GIVEN PROBLEM
Where a line in the listing contains the string "Hesap", copy that line out.

Start

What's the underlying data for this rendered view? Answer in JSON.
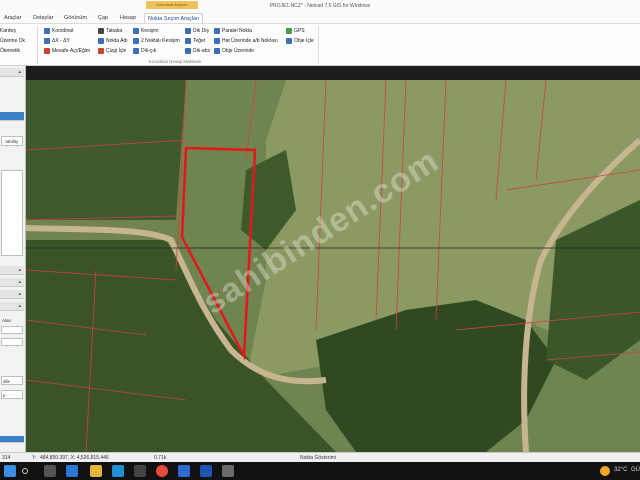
{
  "window": {
    "title": "PROJE1.NCZ* - Netcad 7.6 GIS for Windows",
    "contextual_tab_group": "Koordinat Araçları"
  },
  "menu": {
    "items": [
      "Araçlar",
      "Detaylar",
      "Görünüm",
      "Çap",
      "Hesap",
      "Nokta Seçim Araçları"
    ],
    "active_item": "Nokta Seçim Araçları"
  },
  "ribbon": {
    "left_cut": [
      "Kardeş",
      "Üzerine Ok",
      "Ötemetik"
    ],
    "col1": [
      "Koordinat",
      "ΔX - ΔY",
      "Mesafe-Açı/Eğim"
    ],
    "col2": [
      "Tabaka",
      "Nokta Adı",
      "Çizgi İçle"
    ],
    "col3": [
      "Kesişim",
      "2 Noktalı Kesişim",
      "Dik-çık"
    ],
    "col4": [
      "Dik Diş",
      "Teğet",
      "Dik-abs"
    ],
    "col5": [
      "Paralel Nokta",
      "Hat Üzerinde a/b Noktası",
      "Obje Üzerinde"
    ],
    "col6": [
      "GPS",
      "Obje İçle"
    ],
    "group_label": "Koordinat Hesap Makinası"
  },
  "left_panel": {
    "field_label": "Alan",
    "tail_labels": [
      "..tability",
      "dile",
      "e"
    ]
  },
  "map": {
    "watermark": "sahibinden.com"
  },
  "statusbar": {
    "coord_prefix": "Y:",
    "coordinates": "484,850.397, X: 4,526,815.446",
    "scale": "0.71k",
    "message": "Nokta Gösterimi",
    "left_code": "314"
  },
  "taskbar": {
    "weather": "32°C",
    "weather_suffix": "GÜ",
    "icons": [
      "windows-logo",
      "search",
      "task-view",
      "file-explorer",
      "edge",
      "store",
      "mail",
      "chrome",
      "photos",
      "word",
      "netcad"
    ]
  },
  "colors": {
    "parcel_highlight": "#e5161b",
    "parcel_lines": "#d04040",
    "ribbon_accent": "#3d6fb4"
  }
}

End

EXPECTED ANSWER
      "Hesap",
    "group_label": "Koordinat Hesap Makinası"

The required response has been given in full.